What the exercise asks → Count every line that holds the string "Hera", then give that number alone.
"""
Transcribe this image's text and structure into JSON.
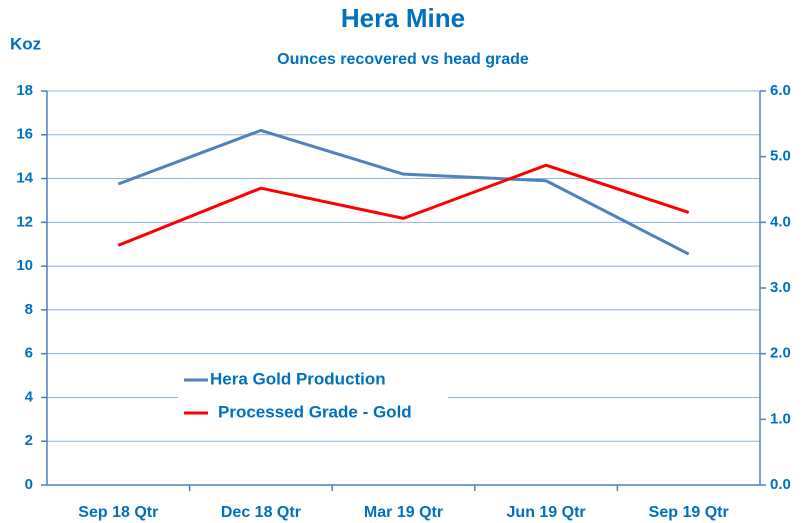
{
  "chart_data": {
    "type": "line",
    "title": "Hera Mine",
    "subtitle": "Ounces recovered vs head grade",
    "y_label": "Koz",
    "categories": [
      "Sep 18 Qtr",
      "Dec 18 Qtr",
      "Mar 19 Qtr",
      "Jun 19 Qtr",
      "Sep 19 Qtr"
    ],
    "series": [
      {
        "name": "Hera Gold Production",
        "color": "#4f81bd",
        "values": [
          13.75,
          16.2,
          14.2,
          13.9,
          10.55
        ]
      },
      {
        "name": "Processed Grade - Gold",
        "color": "#ff0000",
        "axis": "y2",
        "values": [
          3.65,
          4.52,
          4.06,
          4.87,
          4.15
        ]
      }
    ],
    "ylim": [
      0,
      18
    ],
    "yticks": [
      0,
      2,
      4,
      6,
      8,
      10,
      12,
      14,
      16,
      18
    ],
    "y2lim": [
      0,
      6
    ],
    "y2ticks": [
      {
        "value": 0,
        "label": "0.0"
      },
      {
        "value": 1,
        "label": "1.0"
      },
      {
        "value": 2,
        "label": "2.0"
      },
      {
        "value": 3,
        "label": "3.0"
      },
      {
        "value": 4,
        "label": "4.0"
      },
      {
        "value": 5,
        "label": "5.0"
      },
      {
        "value": 6,
        "label": "6.0"
      }
    ],
    "grid": true
  }
}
"""
Finished answer → 2